++++ Estratto della pagina ++++
Per uno di quei misteri editoriali che solo col tempo potremo compiutamente spiegare, è ben strano che un libro apparentemente destinato a una cerchia di devoti mariani si segnali piuttosto come un siluro di controstoria revisionistica sul periodo delle occupazioni napoleoniche in Italia, sottolineando, se ce ne fosse ancora bisogno, l’ostilità delle nostre popolazioni alle novità francesi di stampo «giacobino» e ai governi fantoccio che ne scaturirono. A noi empolesi quel che più interessa è peraltro la riesumazione a tutto campo che gli illustri autori han fatto di un nostro grande concittadino dimenticato, quel Giovanni Marchetti partito da Empoli oscuro avvocaticchio e finito arcivescovo dopo aver dominato con la sua erudiziene e la sua ortodossia intransigente la curia pontificia per almeno trent’anni.
++++
● **Esercizi proposti**:
(1) Nel brano su Giovanni Marchetti, per quanti anni almeno egli dominò la curia pontificia?
(2) Prosegui, per favore, il brano su Giovanni Marchetti dal punto in cui si interrompe.
++++ Dati dell'esercizio ++++
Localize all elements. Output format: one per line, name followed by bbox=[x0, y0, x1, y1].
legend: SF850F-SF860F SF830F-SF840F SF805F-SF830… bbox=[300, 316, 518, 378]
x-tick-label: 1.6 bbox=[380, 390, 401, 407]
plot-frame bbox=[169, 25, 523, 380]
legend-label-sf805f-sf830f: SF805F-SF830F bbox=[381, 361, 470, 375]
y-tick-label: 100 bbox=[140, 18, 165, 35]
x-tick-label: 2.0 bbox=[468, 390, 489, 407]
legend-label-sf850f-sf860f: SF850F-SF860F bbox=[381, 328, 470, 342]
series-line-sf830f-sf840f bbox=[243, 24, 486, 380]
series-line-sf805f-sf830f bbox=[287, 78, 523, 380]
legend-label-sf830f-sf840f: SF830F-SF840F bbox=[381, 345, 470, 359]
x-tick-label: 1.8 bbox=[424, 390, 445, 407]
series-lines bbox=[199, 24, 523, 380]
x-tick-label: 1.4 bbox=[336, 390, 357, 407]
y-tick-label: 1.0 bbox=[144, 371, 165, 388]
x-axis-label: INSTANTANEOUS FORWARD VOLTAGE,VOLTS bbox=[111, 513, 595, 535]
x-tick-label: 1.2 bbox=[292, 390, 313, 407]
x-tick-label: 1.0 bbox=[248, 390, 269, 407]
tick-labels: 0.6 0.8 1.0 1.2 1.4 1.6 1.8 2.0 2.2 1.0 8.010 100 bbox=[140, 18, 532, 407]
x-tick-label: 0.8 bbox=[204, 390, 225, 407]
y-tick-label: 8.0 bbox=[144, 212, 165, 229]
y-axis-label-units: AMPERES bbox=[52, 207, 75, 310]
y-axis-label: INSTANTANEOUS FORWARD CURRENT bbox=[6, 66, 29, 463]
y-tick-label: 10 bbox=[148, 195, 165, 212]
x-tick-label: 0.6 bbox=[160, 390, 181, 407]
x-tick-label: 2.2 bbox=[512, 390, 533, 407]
++++
● **Soluzioni**:
(1) Per almeno trent'anni.

(2)
E che anni! Le polemiche contro il giansenismo, le battaglie contro la massoneria accusata di aver fomentato la Rivoluzione Francese, la scomunica a Napoleone, le dispute bibliche e teologiche, le persecuzioni, la galera, il confino contrassegnarono la vita travagliata di Giovanni Marchetti, autore di un centinaio di volumi e di migliaia di articoli in difesa della religiosità tradizionale. Una figura davvero d’altri tempi, specie a confronto con certi odierni corifei di tutti i relativismi. Siamo dunque grati, come empolesi, a Messori e a Camilleri per l’inatteso «revival» marchettiano, anche se il tema del loro saggio non va oltre l’ondata di prodigi mariani nell’Italia invasa da Napoleone. Non ignoriamo, infatti, per quanto ci riguarda da vicino, il ruolo del Marchetti nell’insorgenza del «Viva Maria» (che a Empoli, protoinsurgente, fu però più politica che «madonnara») e soprattutto nella fondazione della nostra Biblioteca Comunale, poi dedicata, per tutto ringraziamento, a quel ‘mangiapreti’ di Renato Fucini.

La tomba del fiero «martello del giansenismo» è in Collegiata. Per chi ci crede, si merita ancora un’Ave Maria.